Recorded data
►
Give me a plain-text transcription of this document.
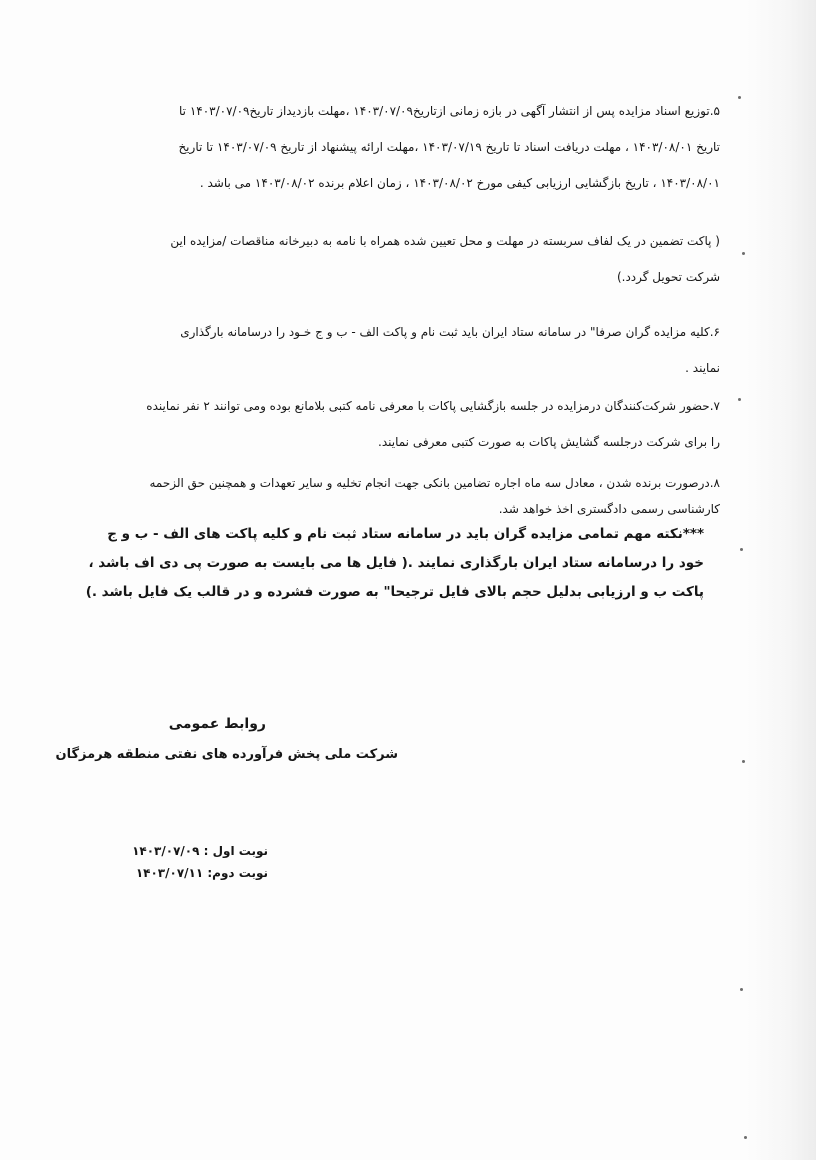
۵.توزیع اسناد مزایده پس از انتشار آگهی در بازه زمانی ازتاریخ۱۴۰۳/۰۷/۰۹ ،مهلت بازدیداز تاریخ۱۴۰۳/۰۷/۰۹ تا
تاریخ ۱۴۰۳/۰۸/۰۱ ، مهلت دریافت اسناد تا تاریخ ۱۴۰۳/۰۷/۱۹ ،مهلت ارائه پیشنهاد از تاریخ ۱۴۰۳/۰۷/۰۹ تا تاریخ
۱۴۰۳/۰۸/۰۱ ، تاریخ بازگشایی ارزیابی کیفی مورخ ۱۴۰۳/۰۸/۰۲ ، زمان اعلام برنده ۱۴۰۳/۰۸/۰۲ می باشد .
( پاکت تضمین در یک لفاف سربسته در مهلت و محل تعیین شده همراه با نامه به دبیرخانه مناقصات /مزایده این
شرکت تحویل گردد.)
۶.کلیه مزایده گران صرفا" در سامانه ستاد ایران باید ثبت نام و پاکت الف - ب و ج خـود را درسامانه بارگذاری
نمایند .
۷.حضور شرکت‌کنندگان درمزایده در جلسه بازگشایی پاکات با معرفی نامه کتبی بلامانع بوده ومی توانند ۲ نفر نماینده
را برای شرکت درجلسه گشایش پاکات به صورت کتبی معرفی نمایند.
۸.درصورت برنده شدن ، معادل سه ماه اجاره تضامین بانکی جهت انجام تخلیه و سایر تعهدات و همچنین حق الزحمه
کارشناسی رسمی دادگستری اخذ خواهد شد.
***نکته مهم تمامی مزایده گران باید در سامانه ستاد ثبت نام و کلیه پاکت های الف - ب و ج
خود را درسامانه ستاد ایران بارگذاری نمایند .( فایل ها می بایست به صورت پی دی اف باشد ،
پاکت ب و ارزیابی بدلیل حجم بالای فایل ترجیحا" به صورت فشرده و در قالب یک فایل باشد .)
روابط عمومی
شرکت ملی پخش فرآورده های نفتی منطقه هرمزگان
نوبت اول : ۱۴۰۳/۰۷/۰۹
نوبت دوم: ۱۴۰۳/۰۷/۱۱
◄
## EXERCISE DIRECTIONS
Leave out the pictures, and give all the records again exactly.

## TASK RESULT
Give me a plain-text transcription of this document.
۵.توزیع اسناد مزایده پس از انتشار آگهی در بازه زمانی ازتاریخ۱۴۰۳/۰۷/۰۹ ،مهلت بازدیداز تاریخ۱۴۰۳/۰۷/۰۹ تا
تاریخ ۱۴۰۳/۰۸/۰۱ ، مهلت دریافت اسناد تا تاریخ ۱۴۰۳/۰۷/۱۹ ،مهلت ارائه پیشنهاد از تاریخ ۱۴۰۳/۰۷/۰۹ تا تاریخ
۱۴۰۳/۰۸/۰۱ ، تاریخ بازگشایی ارزیابی کیفی مورخ ۱۴۰۳/۰۸/۰۲ ، زمان اعلام برنده ۱۴۰۳/۰۸/۰۲ می باشد .
( پاکت تضمین در یک لفاف سربسته در مهلت و محل تعیین شده همراه با نامه به دبیرخانه مناقصات /مزایده این
شرکت تحویل گردد.)
۶.کلیه مزایده گران صرفا" در سامانه ستاد ایران باید ثبت نام و پاکت الف - ب و ج خـود را درسامانه بارگذاری
نمایند .
۷.حضور شرکت‌کنندگان درمزایده در جلسه بازگشایی پاکات با معرفی نامه کتبی بلامانع بوده ومی توانند ۲ نفر نماینده
را برای شرکت درجلسه گشایش پاکات به صورت کتبی معرفی نمایند.
۸.درصورت برنده شدن ، معادل سه ماه اجاره تضامین بانکی جهت انجام تخلیه و سایر تعهدات و همچنین حق الزحمه
کارشناسی رسمی دادگستری اخذ خواهد شد.
***نکته مهم تمامی مزایده گران باید در سامانه ستاد ثبت نام و کلیه پاکت های الف - ب و ج
خود را درسامانه ستاد ایران بارگذاری نمایند .( فایل ها می بایست به صورت پی دی اف باشد ،
پاکت ب و ارزیابی بدلیل حجم بالای فایل ترجیحا" به صورت فشرده و در قالب یک فایل باشد .)
روابط عمومی
شرکت ملی پخش فرآورده های نفتی منطقه هرمزگان
نوبت اول : ۱۴۰۳/۰۷/۰۹
نوبت دوم: ۱۴۰۳/۰۷/۱۱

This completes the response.